---------- Rows ----------
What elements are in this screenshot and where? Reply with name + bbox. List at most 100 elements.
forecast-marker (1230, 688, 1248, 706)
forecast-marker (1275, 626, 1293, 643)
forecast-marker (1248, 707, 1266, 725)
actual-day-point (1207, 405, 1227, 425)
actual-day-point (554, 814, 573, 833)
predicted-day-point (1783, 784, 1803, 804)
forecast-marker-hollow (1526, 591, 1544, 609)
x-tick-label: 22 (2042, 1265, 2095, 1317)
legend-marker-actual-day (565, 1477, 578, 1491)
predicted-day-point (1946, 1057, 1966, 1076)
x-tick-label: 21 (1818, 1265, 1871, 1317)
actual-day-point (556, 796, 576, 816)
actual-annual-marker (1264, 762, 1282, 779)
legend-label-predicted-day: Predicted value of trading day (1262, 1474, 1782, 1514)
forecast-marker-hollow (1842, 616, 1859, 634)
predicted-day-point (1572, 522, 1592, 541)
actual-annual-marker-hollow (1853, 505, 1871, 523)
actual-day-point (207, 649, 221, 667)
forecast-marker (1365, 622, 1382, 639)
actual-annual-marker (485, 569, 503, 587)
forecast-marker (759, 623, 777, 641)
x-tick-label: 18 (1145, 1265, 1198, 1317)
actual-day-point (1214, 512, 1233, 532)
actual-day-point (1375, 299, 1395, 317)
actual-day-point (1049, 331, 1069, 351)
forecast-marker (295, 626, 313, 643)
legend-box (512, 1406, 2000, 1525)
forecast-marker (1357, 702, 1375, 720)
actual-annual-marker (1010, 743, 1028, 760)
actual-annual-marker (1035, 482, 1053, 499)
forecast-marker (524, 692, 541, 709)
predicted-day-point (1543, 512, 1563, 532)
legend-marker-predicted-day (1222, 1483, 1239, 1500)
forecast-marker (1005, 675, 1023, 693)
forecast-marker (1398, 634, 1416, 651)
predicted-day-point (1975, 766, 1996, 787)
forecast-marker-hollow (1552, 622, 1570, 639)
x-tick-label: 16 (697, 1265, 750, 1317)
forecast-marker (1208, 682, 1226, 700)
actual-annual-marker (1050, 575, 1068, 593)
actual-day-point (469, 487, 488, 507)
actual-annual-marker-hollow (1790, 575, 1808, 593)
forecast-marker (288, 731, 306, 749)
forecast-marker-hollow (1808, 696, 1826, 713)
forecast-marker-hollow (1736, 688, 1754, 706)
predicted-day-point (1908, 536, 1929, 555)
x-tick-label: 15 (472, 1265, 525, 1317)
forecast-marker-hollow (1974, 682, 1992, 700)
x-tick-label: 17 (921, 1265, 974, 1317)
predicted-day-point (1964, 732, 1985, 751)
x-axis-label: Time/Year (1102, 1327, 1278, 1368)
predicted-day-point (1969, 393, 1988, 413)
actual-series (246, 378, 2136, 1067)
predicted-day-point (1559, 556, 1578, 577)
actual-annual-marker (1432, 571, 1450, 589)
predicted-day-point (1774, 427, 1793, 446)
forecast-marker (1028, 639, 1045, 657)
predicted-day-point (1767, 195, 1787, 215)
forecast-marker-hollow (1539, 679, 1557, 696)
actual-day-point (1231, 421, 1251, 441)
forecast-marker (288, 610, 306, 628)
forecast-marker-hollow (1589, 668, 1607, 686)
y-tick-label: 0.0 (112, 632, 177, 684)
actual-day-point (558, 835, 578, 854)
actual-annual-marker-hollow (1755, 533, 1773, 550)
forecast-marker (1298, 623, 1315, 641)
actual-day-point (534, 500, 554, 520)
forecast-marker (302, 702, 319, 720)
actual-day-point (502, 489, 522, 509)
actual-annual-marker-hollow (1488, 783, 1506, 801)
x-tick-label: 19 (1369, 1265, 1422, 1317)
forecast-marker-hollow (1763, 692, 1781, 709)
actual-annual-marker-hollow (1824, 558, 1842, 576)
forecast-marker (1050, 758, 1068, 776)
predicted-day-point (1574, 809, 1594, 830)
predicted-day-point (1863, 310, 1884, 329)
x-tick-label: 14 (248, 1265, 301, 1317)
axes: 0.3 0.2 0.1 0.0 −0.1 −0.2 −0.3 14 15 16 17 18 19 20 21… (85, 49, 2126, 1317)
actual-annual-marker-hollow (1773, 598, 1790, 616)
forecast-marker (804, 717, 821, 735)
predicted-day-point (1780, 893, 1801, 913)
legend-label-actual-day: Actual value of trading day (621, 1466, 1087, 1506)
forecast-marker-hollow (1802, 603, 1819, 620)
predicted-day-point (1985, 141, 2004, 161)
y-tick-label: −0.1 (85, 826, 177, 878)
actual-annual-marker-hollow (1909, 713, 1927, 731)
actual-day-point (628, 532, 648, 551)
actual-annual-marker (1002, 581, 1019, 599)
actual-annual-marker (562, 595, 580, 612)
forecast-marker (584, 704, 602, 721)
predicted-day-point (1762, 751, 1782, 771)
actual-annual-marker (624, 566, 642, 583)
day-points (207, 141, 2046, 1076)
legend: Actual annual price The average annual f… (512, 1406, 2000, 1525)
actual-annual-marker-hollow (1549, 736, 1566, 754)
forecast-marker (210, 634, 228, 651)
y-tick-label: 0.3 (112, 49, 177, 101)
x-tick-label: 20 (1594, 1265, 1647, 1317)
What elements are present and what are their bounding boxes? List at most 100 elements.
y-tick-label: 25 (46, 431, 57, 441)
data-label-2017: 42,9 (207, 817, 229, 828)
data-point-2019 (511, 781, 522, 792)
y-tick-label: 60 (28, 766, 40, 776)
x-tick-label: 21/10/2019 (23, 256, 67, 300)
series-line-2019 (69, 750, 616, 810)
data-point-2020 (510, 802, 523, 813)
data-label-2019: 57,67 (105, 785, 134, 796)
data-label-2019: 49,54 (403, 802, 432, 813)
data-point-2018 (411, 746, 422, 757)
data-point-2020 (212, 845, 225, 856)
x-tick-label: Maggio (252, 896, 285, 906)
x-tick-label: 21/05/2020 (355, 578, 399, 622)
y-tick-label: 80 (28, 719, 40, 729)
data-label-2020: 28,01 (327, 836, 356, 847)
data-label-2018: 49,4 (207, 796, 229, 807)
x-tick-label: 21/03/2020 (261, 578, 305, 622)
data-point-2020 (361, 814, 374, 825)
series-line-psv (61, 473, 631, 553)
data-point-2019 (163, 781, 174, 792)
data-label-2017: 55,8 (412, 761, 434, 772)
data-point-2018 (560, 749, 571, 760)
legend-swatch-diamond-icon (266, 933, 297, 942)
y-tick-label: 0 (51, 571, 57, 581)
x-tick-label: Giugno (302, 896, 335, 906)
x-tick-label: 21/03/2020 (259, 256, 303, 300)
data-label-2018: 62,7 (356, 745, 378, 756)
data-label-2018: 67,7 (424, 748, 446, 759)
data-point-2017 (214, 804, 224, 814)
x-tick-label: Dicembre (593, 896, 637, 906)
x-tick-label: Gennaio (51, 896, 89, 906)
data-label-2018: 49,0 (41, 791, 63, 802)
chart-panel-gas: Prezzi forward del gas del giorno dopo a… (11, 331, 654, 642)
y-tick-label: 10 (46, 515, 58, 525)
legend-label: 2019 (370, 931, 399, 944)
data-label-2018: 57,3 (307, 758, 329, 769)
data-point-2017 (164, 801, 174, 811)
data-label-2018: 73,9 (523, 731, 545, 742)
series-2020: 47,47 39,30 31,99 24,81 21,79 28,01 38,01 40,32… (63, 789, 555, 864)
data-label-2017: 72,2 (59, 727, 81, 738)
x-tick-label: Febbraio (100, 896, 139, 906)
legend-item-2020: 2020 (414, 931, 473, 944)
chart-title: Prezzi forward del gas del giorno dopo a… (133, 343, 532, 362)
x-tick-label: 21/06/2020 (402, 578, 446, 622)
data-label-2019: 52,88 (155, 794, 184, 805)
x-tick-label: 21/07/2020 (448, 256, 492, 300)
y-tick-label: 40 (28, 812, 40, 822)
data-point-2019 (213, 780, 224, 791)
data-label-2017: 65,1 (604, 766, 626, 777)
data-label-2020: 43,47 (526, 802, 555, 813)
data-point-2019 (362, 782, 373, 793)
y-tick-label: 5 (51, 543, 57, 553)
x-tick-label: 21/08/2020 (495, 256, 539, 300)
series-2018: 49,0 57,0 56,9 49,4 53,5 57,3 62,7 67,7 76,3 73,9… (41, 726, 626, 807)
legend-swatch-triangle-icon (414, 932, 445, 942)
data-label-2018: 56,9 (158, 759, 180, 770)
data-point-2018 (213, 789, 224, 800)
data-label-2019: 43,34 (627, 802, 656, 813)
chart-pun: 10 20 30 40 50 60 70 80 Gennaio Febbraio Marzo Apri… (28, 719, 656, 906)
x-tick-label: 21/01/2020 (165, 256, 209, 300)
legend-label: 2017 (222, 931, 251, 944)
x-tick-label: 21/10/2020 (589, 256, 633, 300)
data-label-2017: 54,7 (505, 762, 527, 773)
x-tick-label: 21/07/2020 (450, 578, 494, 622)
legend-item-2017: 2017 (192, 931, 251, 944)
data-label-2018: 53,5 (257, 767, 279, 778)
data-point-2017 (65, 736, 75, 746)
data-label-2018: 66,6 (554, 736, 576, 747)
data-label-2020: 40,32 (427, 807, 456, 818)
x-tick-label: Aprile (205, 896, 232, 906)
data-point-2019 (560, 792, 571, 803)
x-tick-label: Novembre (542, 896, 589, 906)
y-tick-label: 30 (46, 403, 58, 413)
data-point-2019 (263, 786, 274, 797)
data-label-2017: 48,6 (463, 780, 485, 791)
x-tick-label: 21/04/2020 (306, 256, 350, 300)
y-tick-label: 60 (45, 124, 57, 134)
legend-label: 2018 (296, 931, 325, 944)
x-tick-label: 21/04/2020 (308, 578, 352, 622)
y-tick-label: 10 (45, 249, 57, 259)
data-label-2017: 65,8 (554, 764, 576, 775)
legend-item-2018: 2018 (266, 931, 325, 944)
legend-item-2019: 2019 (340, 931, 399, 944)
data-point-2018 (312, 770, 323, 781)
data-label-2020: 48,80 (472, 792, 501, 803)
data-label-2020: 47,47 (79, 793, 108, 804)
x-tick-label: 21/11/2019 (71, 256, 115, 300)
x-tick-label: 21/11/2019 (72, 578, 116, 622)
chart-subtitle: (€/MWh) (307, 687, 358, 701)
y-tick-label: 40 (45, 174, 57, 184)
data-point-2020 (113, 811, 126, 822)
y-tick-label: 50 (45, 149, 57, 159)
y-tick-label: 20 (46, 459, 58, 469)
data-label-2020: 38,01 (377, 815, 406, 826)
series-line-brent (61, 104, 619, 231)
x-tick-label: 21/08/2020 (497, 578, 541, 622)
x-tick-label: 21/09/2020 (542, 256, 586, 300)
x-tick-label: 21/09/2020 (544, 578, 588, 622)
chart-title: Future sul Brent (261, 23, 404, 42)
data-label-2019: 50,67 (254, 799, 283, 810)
----------
## Do this
Rewrite the rows from the start through the line with "predicted-day-point (1783, 784, 1803, 804)", both included, changing "screenshot" to "chart image" and leaving everything else as it is.

## Result for this task
What elements are in this chart image and where? Reply with name + bbox. List at most 100 elements.
forecast-marker (1230, 688, 1248, 706)
forecast-marker (1275, 626, 1293, 643)
forecast-marker (1248, 707, 1266, 725)
actual-day-point (1207, 405, 1227, 425)
actual-day-point (554, 814, 573, 833)
predicted-day-point (1783, 784, 1803, 804)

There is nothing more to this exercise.